WHAT NEEDS TO BE DONE:
Return all lines in the material below that contain "preferences".

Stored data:
** Start **

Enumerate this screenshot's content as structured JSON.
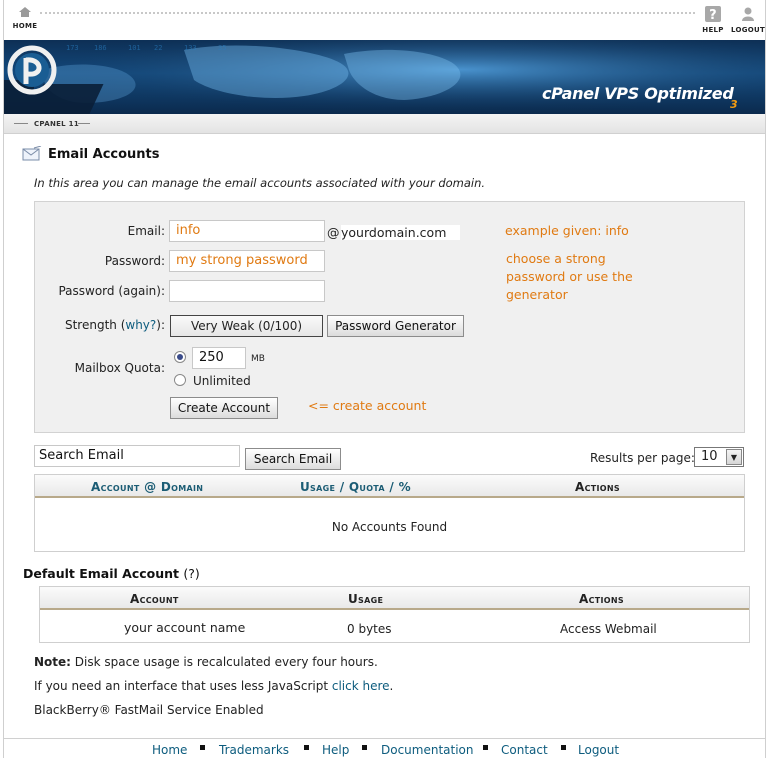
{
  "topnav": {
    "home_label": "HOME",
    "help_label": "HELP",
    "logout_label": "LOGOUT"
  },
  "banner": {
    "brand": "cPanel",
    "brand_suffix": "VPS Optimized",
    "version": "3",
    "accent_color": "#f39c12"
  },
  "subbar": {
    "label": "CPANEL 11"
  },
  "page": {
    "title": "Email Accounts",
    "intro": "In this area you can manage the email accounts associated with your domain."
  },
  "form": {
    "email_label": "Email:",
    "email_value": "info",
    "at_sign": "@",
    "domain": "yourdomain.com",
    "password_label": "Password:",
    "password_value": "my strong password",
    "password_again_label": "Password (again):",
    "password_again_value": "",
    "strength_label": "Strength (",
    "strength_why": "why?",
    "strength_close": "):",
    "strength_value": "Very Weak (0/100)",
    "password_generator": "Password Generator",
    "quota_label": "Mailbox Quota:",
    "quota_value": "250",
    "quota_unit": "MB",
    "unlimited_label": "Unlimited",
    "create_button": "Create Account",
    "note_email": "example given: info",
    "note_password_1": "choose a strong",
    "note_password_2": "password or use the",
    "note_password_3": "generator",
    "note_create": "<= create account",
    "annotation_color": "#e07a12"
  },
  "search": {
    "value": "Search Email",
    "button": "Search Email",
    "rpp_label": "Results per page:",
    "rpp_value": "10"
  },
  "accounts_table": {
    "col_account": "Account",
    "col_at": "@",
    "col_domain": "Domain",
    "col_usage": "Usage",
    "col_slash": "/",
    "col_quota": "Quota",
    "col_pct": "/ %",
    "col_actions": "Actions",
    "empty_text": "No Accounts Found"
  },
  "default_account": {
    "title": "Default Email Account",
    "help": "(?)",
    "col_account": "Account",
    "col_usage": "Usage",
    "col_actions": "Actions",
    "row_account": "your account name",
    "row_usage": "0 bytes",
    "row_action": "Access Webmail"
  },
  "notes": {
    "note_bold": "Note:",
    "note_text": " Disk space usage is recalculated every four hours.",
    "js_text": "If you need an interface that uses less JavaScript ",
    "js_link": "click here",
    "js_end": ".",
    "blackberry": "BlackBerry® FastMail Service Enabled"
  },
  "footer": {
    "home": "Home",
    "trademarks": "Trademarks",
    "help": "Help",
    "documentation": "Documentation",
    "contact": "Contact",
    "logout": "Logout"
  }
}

** End **
** Start **

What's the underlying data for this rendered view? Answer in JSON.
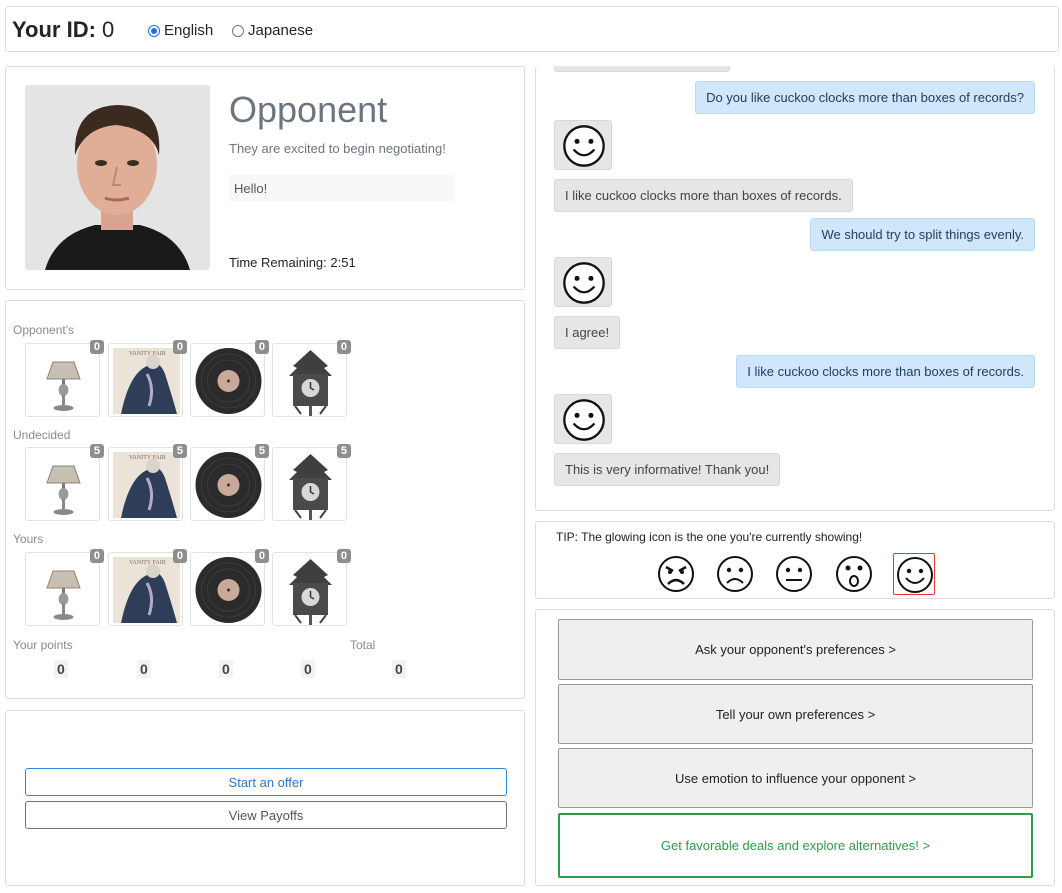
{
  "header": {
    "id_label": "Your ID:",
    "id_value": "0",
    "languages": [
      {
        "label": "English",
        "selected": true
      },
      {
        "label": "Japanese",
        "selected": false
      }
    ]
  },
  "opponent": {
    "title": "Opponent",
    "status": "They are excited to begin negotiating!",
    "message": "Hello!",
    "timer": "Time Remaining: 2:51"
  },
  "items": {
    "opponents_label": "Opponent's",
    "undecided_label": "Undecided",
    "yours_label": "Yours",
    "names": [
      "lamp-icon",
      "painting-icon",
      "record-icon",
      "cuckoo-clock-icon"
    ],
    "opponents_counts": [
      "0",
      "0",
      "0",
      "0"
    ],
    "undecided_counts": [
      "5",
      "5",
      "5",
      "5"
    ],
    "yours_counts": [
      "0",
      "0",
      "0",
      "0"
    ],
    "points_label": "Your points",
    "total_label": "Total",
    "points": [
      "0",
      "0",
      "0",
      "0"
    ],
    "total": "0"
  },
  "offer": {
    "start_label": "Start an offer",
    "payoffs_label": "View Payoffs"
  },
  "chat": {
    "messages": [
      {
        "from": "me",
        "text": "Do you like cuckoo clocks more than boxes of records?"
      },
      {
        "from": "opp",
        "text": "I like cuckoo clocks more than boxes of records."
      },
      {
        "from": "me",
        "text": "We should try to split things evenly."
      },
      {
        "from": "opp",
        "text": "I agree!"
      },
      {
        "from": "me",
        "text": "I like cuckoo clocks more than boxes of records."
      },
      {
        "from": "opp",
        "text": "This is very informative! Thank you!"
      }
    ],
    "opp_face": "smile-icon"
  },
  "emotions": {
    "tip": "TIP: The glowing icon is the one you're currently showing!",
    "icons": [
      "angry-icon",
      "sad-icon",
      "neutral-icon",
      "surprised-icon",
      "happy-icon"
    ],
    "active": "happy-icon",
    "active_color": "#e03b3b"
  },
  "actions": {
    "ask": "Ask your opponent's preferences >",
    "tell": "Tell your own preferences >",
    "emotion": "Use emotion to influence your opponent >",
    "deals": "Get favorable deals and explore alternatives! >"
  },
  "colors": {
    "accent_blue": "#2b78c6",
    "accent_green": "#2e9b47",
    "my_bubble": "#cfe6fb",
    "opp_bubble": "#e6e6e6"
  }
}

** End **

ANSWER TO THIS TASK:
    "ask": "Ask your opponent's preferences >",
    "tell": "Tell your own preferences >",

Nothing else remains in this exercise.